_Provided data_
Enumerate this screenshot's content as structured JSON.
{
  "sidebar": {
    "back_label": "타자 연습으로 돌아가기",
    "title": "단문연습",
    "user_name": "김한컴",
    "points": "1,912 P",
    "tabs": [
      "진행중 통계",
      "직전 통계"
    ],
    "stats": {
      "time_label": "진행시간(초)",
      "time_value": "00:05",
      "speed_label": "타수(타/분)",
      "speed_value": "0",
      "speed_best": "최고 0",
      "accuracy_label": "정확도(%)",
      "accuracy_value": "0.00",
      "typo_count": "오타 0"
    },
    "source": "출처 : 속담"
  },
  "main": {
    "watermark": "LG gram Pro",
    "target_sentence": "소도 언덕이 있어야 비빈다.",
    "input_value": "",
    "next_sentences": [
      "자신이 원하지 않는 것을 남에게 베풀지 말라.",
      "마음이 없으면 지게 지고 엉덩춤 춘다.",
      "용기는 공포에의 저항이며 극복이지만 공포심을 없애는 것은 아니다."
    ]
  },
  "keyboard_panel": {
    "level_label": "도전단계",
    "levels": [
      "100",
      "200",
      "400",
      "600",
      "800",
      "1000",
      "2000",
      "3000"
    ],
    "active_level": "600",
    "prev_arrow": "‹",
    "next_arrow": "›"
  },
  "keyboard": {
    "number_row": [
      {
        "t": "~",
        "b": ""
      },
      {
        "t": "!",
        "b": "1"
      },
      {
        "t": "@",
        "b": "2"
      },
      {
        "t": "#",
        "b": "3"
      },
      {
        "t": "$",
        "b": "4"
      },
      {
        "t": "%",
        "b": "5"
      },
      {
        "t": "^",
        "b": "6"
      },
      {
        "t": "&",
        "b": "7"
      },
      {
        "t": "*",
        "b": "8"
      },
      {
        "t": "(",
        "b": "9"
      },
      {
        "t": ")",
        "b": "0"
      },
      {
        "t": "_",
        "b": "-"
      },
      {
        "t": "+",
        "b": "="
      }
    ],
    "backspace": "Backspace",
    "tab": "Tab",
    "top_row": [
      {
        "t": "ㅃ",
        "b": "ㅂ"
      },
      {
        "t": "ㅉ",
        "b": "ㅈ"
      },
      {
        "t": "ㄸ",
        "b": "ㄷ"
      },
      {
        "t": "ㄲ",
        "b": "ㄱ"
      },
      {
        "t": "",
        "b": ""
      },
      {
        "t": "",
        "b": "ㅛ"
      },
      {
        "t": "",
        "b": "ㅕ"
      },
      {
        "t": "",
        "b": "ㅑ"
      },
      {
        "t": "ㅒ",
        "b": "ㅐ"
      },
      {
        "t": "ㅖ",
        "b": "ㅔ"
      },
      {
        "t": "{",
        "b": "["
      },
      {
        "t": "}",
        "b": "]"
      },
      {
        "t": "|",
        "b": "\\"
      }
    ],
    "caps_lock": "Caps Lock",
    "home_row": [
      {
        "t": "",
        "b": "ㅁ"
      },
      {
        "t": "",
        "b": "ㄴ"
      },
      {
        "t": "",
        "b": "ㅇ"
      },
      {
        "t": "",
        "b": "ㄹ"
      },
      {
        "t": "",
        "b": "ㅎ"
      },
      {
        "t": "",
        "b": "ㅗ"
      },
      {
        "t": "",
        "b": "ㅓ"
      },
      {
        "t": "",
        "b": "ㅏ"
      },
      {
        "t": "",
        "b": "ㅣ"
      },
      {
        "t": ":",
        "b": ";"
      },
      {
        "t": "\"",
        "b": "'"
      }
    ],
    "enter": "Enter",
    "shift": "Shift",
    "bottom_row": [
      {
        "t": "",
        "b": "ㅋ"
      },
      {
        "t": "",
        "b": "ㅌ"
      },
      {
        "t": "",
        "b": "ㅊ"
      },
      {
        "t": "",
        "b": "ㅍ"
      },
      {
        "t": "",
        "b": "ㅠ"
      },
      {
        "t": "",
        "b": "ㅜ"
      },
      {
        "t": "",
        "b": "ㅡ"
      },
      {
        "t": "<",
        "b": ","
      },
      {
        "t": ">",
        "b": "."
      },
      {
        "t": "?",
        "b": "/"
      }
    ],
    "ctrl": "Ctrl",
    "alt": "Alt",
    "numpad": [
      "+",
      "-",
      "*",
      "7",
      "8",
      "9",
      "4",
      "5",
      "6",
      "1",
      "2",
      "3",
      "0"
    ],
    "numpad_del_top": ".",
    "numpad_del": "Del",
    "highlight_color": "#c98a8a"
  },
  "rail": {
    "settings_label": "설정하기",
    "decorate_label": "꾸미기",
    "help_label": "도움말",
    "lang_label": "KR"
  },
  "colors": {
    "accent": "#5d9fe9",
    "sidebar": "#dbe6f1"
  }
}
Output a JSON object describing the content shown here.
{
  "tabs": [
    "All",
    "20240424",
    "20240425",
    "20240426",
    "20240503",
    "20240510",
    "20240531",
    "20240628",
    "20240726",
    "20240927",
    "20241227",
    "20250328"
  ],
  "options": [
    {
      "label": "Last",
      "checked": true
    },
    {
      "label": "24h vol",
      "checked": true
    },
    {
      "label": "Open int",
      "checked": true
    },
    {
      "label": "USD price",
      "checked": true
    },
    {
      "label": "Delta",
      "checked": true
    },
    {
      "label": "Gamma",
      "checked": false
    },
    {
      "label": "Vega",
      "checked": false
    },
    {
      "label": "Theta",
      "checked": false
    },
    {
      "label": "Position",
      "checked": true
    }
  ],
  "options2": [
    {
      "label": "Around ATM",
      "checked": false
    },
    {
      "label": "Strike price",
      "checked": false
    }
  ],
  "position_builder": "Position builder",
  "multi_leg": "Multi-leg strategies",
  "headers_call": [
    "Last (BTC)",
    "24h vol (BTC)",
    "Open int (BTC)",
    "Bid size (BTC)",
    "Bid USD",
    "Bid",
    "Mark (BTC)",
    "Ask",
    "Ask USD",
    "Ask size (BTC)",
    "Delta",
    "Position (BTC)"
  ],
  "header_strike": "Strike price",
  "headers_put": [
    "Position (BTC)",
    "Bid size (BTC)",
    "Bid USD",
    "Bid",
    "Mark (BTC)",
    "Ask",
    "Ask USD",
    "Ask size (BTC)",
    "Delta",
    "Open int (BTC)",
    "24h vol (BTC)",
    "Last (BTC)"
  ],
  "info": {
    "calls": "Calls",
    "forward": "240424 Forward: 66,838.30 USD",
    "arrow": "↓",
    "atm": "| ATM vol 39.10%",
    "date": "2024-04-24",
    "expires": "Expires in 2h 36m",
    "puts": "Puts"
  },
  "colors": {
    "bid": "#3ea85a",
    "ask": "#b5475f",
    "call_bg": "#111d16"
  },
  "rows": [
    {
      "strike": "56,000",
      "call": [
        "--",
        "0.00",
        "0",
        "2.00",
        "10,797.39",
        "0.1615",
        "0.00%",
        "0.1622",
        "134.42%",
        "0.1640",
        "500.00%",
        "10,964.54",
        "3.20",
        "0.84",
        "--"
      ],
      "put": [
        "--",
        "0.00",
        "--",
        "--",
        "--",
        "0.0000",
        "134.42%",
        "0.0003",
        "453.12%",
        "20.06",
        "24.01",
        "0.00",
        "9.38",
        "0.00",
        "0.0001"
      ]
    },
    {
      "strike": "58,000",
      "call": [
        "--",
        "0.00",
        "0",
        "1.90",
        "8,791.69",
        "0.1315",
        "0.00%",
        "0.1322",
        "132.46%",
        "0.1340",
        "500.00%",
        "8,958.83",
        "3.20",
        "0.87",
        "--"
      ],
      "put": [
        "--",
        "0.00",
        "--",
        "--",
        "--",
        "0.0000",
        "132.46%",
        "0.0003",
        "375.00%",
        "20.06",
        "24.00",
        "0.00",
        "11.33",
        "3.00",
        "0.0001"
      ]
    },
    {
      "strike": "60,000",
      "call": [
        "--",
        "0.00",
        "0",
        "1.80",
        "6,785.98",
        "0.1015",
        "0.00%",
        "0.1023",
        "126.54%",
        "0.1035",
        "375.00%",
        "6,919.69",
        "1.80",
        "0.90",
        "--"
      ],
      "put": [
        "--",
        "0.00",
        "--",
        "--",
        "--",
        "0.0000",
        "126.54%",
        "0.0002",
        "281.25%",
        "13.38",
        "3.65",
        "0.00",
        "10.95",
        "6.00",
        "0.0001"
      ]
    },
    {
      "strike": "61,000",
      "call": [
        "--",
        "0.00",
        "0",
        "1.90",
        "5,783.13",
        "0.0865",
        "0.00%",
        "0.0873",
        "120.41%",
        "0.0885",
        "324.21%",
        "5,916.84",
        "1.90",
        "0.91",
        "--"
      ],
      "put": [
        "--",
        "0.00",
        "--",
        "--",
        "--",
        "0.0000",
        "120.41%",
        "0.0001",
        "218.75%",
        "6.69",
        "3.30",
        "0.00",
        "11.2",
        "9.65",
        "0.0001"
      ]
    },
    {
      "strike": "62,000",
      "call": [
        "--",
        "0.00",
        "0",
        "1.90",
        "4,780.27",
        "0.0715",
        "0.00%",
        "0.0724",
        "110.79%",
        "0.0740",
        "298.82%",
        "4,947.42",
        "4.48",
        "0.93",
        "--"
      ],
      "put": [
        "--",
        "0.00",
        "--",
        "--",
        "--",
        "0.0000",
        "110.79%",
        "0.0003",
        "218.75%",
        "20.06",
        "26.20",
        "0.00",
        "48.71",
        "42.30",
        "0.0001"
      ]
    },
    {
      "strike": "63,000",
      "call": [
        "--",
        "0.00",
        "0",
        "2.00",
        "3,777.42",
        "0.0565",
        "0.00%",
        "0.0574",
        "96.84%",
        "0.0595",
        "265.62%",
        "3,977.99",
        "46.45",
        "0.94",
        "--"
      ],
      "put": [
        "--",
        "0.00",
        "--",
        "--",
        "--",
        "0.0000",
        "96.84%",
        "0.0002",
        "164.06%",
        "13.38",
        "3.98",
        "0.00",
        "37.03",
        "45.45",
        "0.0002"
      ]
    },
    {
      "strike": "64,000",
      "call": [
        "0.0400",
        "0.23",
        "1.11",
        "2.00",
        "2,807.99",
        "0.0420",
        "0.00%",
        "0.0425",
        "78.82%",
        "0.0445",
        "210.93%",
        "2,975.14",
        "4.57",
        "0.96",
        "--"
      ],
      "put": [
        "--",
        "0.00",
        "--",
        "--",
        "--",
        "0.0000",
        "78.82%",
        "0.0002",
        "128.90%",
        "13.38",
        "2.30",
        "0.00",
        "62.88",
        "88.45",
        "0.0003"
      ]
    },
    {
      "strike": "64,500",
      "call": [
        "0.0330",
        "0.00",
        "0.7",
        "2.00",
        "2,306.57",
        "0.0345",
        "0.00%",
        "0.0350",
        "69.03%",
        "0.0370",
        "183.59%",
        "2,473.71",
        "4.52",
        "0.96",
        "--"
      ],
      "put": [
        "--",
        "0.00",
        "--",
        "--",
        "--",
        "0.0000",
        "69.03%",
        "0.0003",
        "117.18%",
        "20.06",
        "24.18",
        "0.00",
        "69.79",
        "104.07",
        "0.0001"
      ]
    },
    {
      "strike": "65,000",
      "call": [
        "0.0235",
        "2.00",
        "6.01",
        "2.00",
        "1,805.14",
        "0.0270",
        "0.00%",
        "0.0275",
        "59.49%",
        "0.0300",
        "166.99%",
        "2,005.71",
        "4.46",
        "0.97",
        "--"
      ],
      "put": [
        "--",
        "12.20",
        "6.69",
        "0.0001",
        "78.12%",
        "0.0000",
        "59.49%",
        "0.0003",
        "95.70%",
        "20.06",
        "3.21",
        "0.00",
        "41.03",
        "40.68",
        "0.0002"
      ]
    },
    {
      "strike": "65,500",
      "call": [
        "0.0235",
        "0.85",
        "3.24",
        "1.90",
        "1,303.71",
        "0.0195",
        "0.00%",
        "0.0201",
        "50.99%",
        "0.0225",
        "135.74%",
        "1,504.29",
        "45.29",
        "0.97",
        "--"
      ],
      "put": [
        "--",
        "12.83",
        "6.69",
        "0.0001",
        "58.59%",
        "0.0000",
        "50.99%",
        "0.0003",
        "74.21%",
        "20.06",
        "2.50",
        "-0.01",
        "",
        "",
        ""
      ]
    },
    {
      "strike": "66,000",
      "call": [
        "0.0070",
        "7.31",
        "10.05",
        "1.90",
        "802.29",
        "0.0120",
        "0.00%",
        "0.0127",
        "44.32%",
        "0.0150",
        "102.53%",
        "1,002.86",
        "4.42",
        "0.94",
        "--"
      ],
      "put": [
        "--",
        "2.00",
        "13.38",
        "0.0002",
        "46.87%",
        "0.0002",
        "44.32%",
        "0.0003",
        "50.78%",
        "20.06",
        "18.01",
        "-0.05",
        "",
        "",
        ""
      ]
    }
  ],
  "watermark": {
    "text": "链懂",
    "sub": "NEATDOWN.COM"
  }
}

_Exercise aim_
Going over the lines above, work out how many include "JSON", then give only that number.

_Solution for this problem_
2